* STATED PROBLEM:
Tell how many lines in the data below include the word "true". The answer is the number only.

* MATERIAL FOR THE TASK:
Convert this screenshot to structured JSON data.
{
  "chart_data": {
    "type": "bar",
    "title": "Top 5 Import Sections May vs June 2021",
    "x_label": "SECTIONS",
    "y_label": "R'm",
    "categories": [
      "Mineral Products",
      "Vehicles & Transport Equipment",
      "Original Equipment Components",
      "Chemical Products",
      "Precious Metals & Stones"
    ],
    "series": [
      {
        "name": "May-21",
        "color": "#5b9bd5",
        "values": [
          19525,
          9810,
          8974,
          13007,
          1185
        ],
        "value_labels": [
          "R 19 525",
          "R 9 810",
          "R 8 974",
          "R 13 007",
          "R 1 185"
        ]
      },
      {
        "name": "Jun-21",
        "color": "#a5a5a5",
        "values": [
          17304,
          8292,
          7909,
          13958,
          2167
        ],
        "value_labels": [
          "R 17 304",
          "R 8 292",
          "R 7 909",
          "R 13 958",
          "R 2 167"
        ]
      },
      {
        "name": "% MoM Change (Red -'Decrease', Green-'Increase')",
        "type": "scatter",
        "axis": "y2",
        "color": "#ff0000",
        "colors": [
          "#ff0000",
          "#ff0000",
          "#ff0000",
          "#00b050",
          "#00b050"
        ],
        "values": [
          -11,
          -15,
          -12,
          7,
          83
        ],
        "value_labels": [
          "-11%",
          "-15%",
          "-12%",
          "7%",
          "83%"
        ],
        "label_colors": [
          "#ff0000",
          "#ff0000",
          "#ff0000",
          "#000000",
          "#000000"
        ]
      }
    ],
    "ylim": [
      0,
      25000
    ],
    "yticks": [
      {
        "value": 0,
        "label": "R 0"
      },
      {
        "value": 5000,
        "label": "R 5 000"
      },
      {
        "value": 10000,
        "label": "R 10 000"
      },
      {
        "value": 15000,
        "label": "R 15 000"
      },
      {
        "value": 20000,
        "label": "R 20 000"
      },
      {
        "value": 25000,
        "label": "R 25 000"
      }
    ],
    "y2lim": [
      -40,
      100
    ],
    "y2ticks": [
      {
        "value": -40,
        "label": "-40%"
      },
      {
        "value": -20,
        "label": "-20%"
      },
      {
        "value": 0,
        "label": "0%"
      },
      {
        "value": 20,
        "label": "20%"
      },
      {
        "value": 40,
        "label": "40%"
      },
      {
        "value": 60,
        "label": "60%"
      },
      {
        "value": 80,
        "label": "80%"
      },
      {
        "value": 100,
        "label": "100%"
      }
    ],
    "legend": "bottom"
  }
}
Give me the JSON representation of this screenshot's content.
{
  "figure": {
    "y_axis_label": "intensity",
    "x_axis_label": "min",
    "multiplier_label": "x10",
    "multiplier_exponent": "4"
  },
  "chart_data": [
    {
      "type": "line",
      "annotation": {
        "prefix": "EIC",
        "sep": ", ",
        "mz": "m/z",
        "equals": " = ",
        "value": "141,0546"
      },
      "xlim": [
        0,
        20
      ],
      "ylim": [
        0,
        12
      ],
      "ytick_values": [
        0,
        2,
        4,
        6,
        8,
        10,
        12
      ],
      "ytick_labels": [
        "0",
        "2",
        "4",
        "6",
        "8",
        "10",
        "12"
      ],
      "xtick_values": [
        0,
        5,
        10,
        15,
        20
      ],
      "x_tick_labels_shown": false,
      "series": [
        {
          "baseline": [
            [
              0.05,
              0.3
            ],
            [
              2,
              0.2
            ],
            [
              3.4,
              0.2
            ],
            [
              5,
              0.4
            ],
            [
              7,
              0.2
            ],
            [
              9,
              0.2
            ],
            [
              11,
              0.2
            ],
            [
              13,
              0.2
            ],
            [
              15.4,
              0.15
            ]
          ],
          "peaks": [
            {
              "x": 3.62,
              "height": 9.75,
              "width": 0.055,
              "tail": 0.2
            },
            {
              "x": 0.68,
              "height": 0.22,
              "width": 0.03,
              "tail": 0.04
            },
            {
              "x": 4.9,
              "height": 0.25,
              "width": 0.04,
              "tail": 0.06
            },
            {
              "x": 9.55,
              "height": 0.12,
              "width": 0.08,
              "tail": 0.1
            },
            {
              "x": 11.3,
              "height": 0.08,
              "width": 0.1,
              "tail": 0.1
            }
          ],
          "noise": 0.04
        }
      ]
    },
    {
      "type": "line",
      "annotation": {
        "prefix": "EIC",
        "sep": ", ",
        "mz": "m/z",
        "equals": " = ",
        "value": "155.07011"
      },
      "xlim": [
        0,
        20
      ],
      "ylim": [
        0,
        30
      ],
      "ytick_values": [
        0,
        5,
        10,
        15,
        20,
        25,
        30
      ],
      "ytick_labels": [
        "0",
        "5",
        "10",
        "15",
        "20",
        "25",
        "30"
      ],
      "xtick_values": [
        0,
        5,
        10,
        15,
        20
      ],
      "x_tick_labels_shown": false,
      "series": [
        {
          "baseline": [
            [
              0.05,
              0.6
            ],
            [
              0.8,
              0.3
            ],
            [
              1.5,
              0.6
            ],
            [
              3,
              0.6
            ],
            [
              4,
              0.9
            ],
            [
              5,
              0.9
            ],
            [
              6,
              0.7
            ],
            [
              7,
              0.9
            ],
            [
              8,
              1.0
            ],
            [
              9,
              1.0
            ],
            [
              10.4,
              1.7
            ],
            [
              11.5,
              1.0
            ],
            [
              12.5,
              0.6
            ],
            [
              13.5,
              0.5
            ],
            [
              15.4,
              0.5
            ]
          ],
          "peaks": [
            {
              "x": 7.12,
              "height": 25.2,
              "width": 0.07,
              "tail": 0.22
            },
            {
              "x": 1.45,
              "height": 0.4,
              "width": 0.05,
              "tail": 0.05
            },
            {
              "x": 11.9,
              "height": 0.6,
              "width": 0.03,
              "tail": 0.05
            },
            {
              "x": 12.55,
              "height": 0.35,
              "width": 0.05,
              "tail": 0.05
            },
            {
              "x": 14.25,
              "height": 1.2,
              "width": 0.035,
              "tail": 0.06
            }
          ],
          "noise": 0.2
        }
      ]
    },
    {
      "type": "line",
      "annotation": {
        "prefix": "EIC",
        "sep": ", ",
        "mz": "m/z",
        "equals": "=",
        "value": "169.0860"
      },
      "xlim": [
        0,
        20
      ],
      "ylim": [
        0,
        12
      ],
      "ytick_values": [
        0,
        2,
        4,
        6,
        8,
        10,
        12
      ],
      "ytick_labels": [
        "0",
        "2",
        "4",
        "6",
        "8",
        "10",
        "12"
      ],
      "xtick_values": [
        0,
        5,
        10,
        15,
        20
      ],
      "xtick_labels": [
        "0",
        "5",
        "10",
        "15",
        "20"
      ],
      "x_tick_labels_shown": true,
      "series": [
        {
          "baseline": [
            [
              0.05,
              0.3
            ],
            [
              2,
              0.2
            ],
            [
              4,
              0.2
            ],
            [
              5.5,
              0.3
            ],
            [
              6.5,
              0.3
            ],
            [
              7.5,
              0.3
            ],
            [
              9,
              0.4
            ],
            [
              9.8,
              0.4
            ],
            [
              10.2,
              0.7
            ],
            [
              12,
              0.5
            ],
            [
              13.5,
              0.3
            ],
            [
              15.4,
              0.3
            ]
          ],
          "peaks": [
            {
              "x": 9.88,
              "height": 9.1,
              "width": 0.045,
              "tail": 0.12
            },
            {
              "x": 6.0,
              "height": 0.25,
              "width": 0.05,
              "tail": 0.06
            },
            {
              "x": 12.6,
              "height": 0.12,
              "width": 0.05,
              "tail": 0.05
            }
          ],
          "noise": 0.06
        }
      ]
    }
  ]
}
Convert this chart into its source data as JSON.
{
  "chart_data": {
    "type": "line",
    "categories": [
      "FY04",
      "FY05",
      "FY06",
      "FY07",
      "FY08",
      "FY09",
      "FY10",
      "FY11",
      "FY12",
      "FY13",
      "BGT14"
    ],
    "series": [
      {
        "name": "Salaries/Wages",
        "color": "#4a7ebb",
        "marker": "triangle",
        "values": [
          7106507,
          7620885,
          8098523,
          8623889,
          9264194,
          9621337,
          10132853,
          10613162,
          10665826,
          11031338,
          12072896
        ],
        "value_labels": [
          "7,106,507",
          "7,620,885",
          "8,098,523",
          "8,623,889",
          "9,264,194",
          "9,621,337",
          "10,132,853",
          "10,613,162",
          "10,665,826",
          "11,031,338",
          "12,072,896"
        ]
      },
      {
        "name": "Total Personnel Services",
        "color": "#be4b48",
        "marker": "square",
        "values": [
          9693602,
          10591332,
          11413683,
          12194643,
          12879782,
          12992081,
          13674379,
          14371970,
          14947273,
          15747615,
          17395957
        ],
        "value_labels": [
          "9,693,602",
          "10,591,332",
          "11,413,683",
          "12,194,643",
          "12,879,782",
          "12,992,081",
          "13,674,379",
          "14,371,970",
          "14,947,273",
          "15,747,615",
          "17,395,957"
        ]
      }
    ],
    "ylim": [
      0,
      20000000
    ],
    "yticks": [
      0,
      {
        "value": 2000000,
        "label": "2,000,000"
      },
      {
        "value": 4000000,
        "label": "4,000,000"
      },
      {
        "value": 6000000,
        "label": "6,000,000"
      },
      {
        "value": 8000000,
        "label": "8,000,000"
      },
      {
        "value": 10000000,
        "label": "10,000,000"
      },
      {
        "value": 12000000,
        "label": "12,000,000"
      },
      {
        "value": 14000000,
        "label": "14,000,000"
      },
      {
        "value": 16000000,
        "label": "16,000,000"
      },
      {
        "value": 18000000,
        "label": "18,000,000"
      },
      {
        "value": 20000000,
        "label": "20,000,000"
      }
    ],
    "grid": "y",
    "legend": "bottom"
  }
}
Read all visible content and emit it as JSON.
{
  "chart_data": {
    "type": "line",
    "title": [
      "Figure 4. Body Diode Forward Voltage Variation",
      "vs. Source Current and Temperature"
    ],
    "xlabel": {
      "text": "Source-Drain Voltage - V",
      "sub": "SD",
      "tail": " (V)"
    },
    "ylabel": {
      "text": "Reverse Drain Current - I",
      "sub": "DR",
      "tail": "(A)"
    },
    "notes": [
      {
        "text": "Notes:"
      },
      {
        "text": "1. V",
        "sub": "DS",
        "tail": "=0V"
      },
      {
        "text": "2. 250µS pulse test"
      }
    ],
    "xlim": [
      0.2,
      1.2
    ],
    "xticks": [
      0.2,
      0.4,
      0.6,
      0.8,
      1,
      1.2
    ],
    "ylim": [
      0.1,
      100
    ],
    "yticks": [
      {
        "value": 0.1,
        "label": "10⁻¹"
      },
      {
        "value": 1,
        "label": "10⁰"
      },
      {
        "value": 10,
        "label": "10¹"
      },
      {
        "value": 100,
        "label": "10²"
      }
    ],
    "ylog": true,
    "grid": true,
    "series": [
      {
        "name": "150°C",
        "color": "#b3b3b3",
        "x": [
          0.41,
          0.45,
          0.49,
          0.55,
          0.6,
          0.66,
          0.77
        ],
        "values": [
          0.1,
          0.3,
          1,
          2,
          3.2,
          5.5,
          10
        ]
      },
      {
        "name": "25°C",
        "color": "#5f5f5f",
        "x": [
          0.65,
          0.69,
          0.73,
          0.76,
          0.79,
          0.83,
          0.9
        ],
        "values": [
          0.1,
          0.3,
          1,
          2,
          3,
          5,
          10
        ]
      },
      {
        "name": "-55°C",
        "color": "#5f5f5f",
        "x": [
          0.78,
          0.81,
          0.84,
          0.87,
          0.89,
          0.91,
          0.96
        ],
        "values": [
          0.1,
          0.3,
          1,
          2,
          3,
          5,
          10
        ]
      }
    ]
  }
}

* ANSWER IN FULL:
3